▶ [Goal]: Your task is to transcribe all the entries exactly, excluding pictures.

Dataset records:
━━━━━━━━━━━━━━━━━━━━

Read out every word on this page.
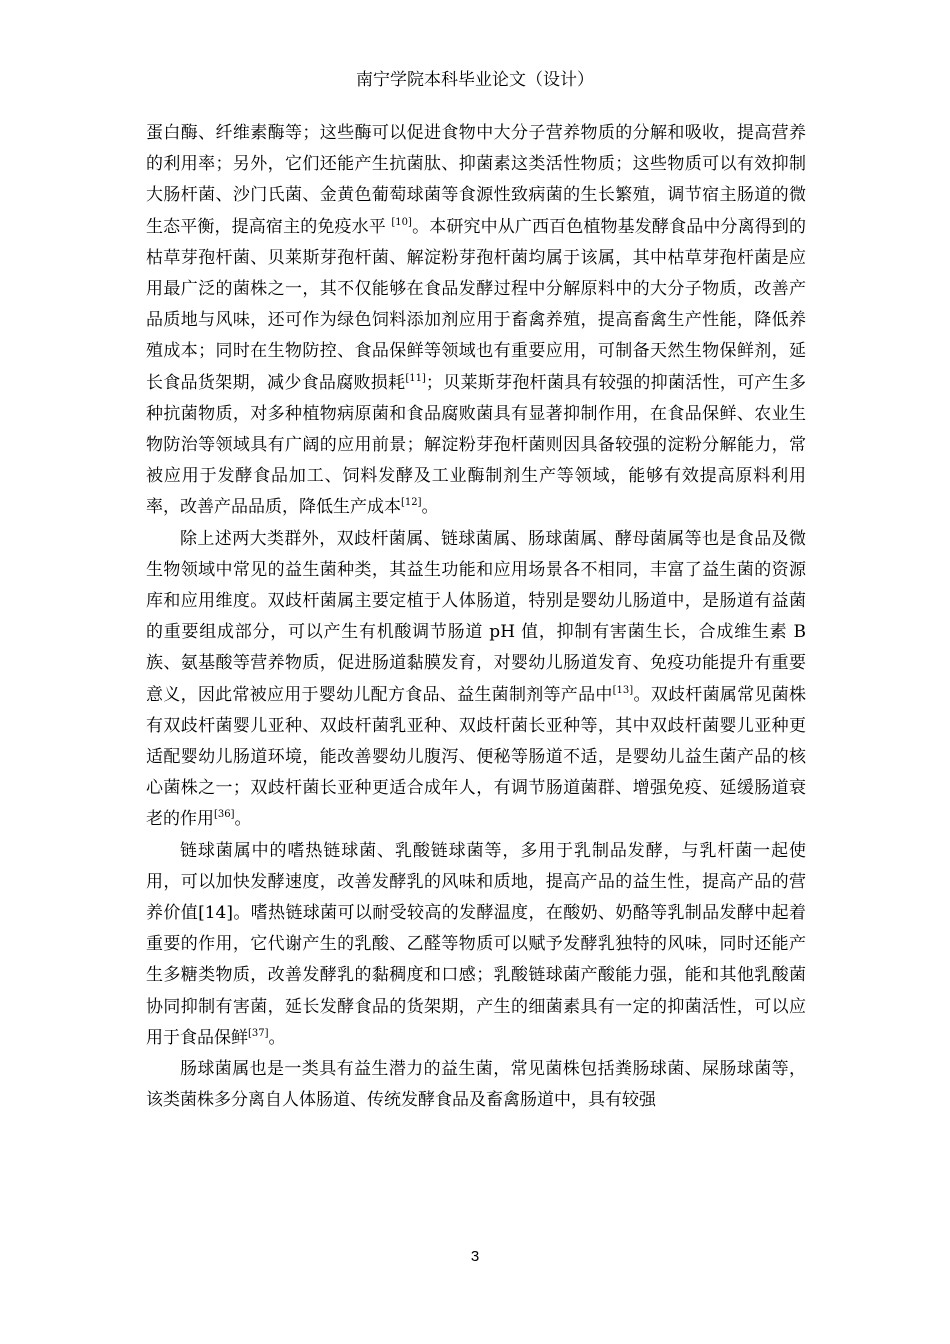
南宁学院本科毕业论文（设计）

蛋白酶、纤维素酶等；这些酶可以促进食物中大分子营养物质的分解和吸收，提高营养的利用率；另外，它们还能产生抗菌肽、抑菌素这类活性物质；这些物质可以有效抑制大肠杆菌、沙门氏菌、金黄色葡萄球菌等食源性致病菌的生长繁殖，调节宿主肠道的微生态平衡，提高宿主的免疫水平 [10]。本研究中从广西百色植物基发酵食品中分离得到的枯草芽孢杆菌、贝莱斯芽孢杆菌、解淀粉芽孢杆菌均属于该属，其中枯草芽孢杆菌是应用最广泛的菌株之一，其不仅能够在食品发酵过程中分解原料中的大分子物质，改善产品质地与风味，还可作为绿色饲料添加剂应用于畜禽养殖，提高畜禽生产性能，降低养殖成本；同时在生物防控、食品保鲜等领域也有重要应用，可制备天然生物保鲜剂，延长食品货架期，减少食品腐败损耗[11]；贝莱斯芽孢杆菌具有较强的抑菌活性，可产生多种抗菌物质，对多种植物病原菌和食品腐败菌具有显著抑制作用，在食品保鲜、农业生物防治等领域具有广阔的应用前景；解淀粉芽孢杆菌则因具备较强的淀粉分解能力，常被应用于发酵食品加工、饲料发酵及工业酶制剂生产等领域，能够有效提高原料利用率，改善产品品质，降低生产成本[12]。

除上述两大类群外，双歧杆菌属、链球菌属、肠球菌属、酵母菌属等也是食品及微生物领域中常见的益生菌种类，其益生功能和应用场景各不相同，丰富了益生菌的资源库和应用维度。双歧杆菌属主要定植于人体肠道，特别是婴幼儿肠道中，是肠道有益菌的重要组成部分，可以产生有机酸调节肠道 pH 值，抑制有害菌生长，合成维生素 B 族、氨基酸等营养物质，促进肠道黏膜发育，对婴幼儿肠道发育、免疫功能提升有重要意义，因此常被应用于婴幼儿配方食品、益生菌制剂等产品中[13]。双歧杆菌属常见菌株有双歧杆菌婴儿亚种、双歧杆菌乳亚种、双歧杆菌长亚种等，其中双歧杆菌婴儿亚种更适配婴幼儿肠道环境，能改善婴幼儿腹泻、便秘等肠道不适，是婴幼儿益生菌产品的核心菌株之一；双歧杆菌长亚种更适合成年人，有调节肠道菌群、增强免疫、延缓肠道衰老的作用[36]。

链球菌属中的嗜热链球菌、乳酸链球菌等，多用于乳制品发酵，与乳杆菌一起使用，可以加快发酵速度，改善发酵乳的风味和质地，提高产品的益生性，提高产品的营养价值[14]。嗜热链球菌可以耐受较高的发酵温度，在酸奶、奶酪等乳制品发酵中起着重要的作用，它代谢产生的乳酸、乙醛等物质可以赋予发酵乳独特的风味，同时还能产生多糖类物质，改善发酵乳的黏稠度和口感；乳酸链球菌产酸能力强，能和其他乳酸菌协同抑制有害菌，延长发酵食品的货架期，产生的细菌素具有一定的抑菌活性，可以应用于食品保鲜[37]。

肠球菌属也是一类具有益生潜力的益生菌，常见菌株包括粪肠球菌、屎肠球菌等，该类菌株多分离自人体肠道、传统发酵食品及畜禽肠道中，具有较强

3
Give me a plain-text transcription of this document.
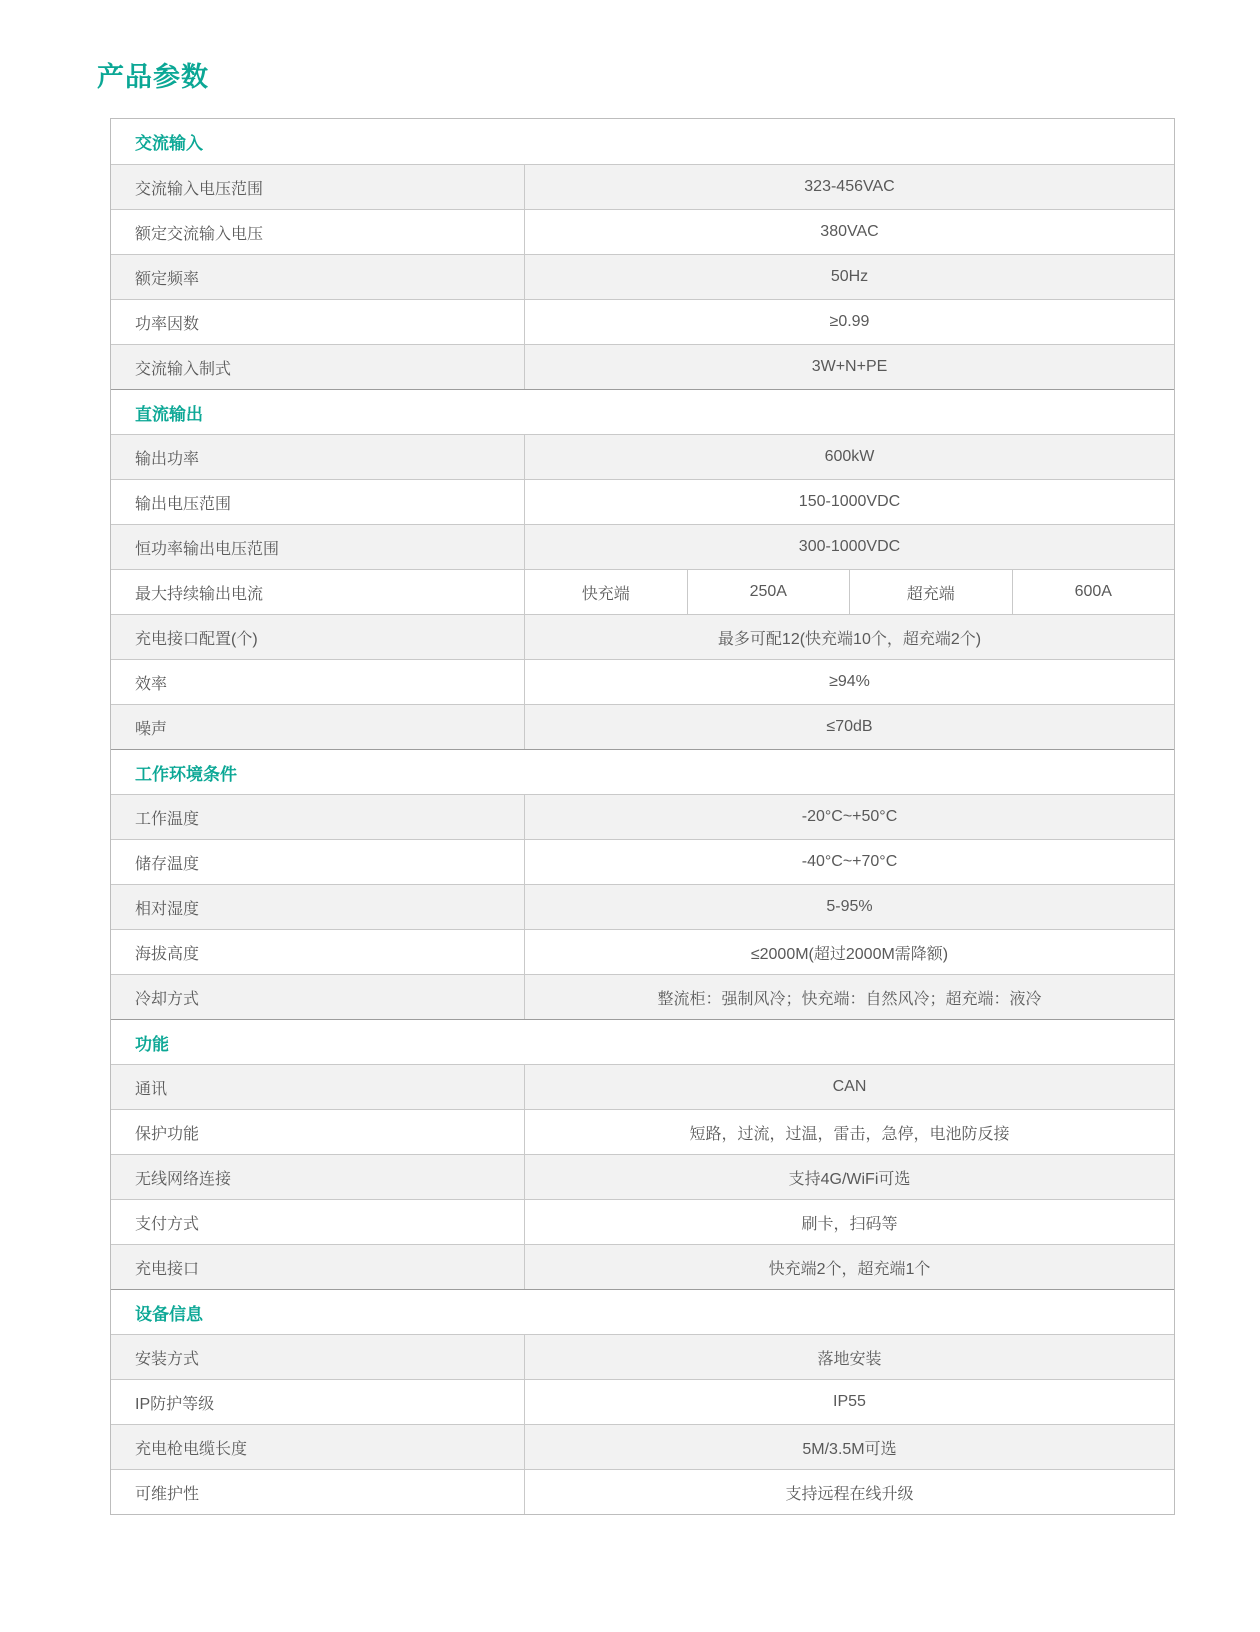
产品参数
交流输入
交流输入电压范围	323-456VAC
额定交流输入电压	380VAC
额定频率	50Hz
功率因数	≥0.99
交流输入制式	3W+N+PE
直流输出
输出功率	600kW
输出电压范围	150-1000VDC
恒功率输出电压范围	300-1000VDC
最大持续输出电流	快充端	250A	超充端	600A
充电接口配置(个)	最多可配12(快充端10个，超充端2个)
效率	≥94%
噪声	≤70dB
工作环境条件
工作温度	-20°C~+50°C
储存温度	-40°C~+70°C
相对湿度	5-95%
海拔高度	≤2000M(超过2000M需降额)
冷却方式	整流柜：强制风冷；快充端：自然风冷；超充端：液冷
功能
通讯	CAN
保护功能	短路，过流，过温，雷击，急停，电池防反接
无线网络连接	支持4G/WiFi可选
支付方式	刷卡，扫码等
充电接口	快充端2个，超充端1个
设备信息
安装方式	落地安装
IP防护等级	IP55
充电枪电缆长度	5M/3.5M可选
可维护性	支持远程在线升级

━━━━━━━━━━━━━━━━━━━━

▶ [Exercise response]:
Read out every word on this page.
南宁学院本科毕业论文（设计）

蛋白酶、纤维素酶等；这些酶可以促进食物中大分子营养物质的分解和吸收，提高营养的利用率；另外，它们还能产生抗菌肽、抑菌素这类活性物质；这些物质可以有效抑制大肠杆菌、沙门氏菌、金黄色葡萄球菌等食源性致病菌的生长繁殖，调节宿主肠道的微生态平衡，提高宿主的免疫水平 [10]。本研究中从广西百色植物基发酵食品中分离得到的枯草芽孢杆菌、贝莱斯芽孢杆菌、解淀粉芽孢杆菌均属于该属，其中枯草芽孢杆菌是应用最广泛的菌株之一，其不仅能够在食品发酵过程中分解原料中的大分子物质，改善产品质地与风味，还可作为绿色饲料添加剂应用于畜禽养殖，提高畜禽生产性能，降低养殖成本；同时在生物防控、食品保鲜等领域也有重要应用，可制备天然生物保鲜剂，延长食品货架期，减少食品腐败损耗[11]；贝莱斯芽孢杆菌具有较强的抑菌活性，可产生多种抗菌物质，对多种植物病原菌和食品腐败菌具有显著抑制作用，在食品保鲜、农业生物防治等领域具有广阔的应用前景；解淀粉芽孢杆菌则因具备较强的淀粉分解能力，常被应用于发酵食品加工、饲料发酵及工业酶制剂生产等领域，能够有效提高原料利用率，改善产品品质，降低生产成本[12]。

除上述两大类群外，双歧杆菌属、链球菌属、肠球菌属、酵母菌属等也是食品及微生物领域中常见的益生菌种类，其益生功能和应用场景各不相同，丰富了益生菌的资源库和应用维度。双歧杆菌属主要定植于人体肠道，特别是婴幼儿肠道中，是肠道有益菌的重要组成部分，可以产生有机酸调节肠道 pH 值，抑制有害菌生长，合成维生素 B 族、氨基酸等营养物质，促进肠道黏膜发育，对婴幼儿肠道发育、免疫功能提升有重要意义，因此常被应用于婴幼儿配方食品、益生菌制剂等产品中[13]。双歧杆菌属常见菌株有双歧杆菌婴儿亚种、双歧杆菌乳亚种、双歧杆菌长亚种等，其中双歧杆菌婴儿亚种更适配婴幼儿肠道环境，能改善婴幼儿腹泻、便秘等肠道不适，是婴幼儿益生菌产品的核心菌株之一；双歧杆菌长亚种更适合成年人，有调节肠道菌群、增强免疫、延缓肠道衰老的作用[36]。

链球菌属中的嗜热链球菌、乳酸链球菌等，多用于乳制品发酵，与乳杆菌一起使用，可以加快发酵速度，改善发酵乳的风味和质地，提高产品的益生性，提高产品的营养价值[14]。嗜热链球菌可以耐受较高的发酵温度，在酸奶、奶酪等乳制品发酵中起着重要的作用，它代谢产生的乳酸、乙醛等物质可以赋予发酵乳独特的风味，同时还能产生多糖类物质，改善发酵乳的黏稠度和口感；乳酸链球菌产酸能力强，能和其他乳酸菌协同抑制有害菌，延长发酵食品的货架期，产生的细菌素具有一定的抑菌活性，可以应用于食品保鲜[37]。

肠球菌属也是一类具有益生潜力的益生菌，常见菌株包括粪肠球菌、屎肠球菌等，该类菌株多分离自人体肠道、传统发酵食品及畜禽肠道中，具有较强

3
Give me a plain-text transcription of this document.
产品参数
交流输入
交流输入电压范围	323-456VAC
额定交流输入电压	380VAC
额定频率	50Hz
功率因数	≥0.99
交流输入制式	3W+N+PE
直流输出
输出功率	600kW
输出电压范围	150-1000VDC
恒功率输出电压范围	300-1000VDC
最大持续输出电流	快充端	250A	超充端	600A
充电接口配置(个)	最多可配12(快充端10个，超充端2个)
效率	≥94%
噪声	≤70dB
工作环境条件
工作温度	-20°C~+50°C
储存温度	-40°C~+70°C
相对湿度	5-95%
海拔高度	≤2000M(超过2000M需降额)
冷却方式	整流柜：强制风冷；快充端：自然风冷；超充端：液冷
功能
通讯	CAN
保护功能	短路，过流，过温，雷击，急停，电池防反接
无线网络连接	支持4G/WiFi可选
支付方式	刷卡，扫码等
充电接口	快充端2个，超充端1个
设备信息
安装方式	落地安装
IP防护等级	IP55
充电枪电缆长度	5M/3.5M可选
可维护性	支持远程在线升级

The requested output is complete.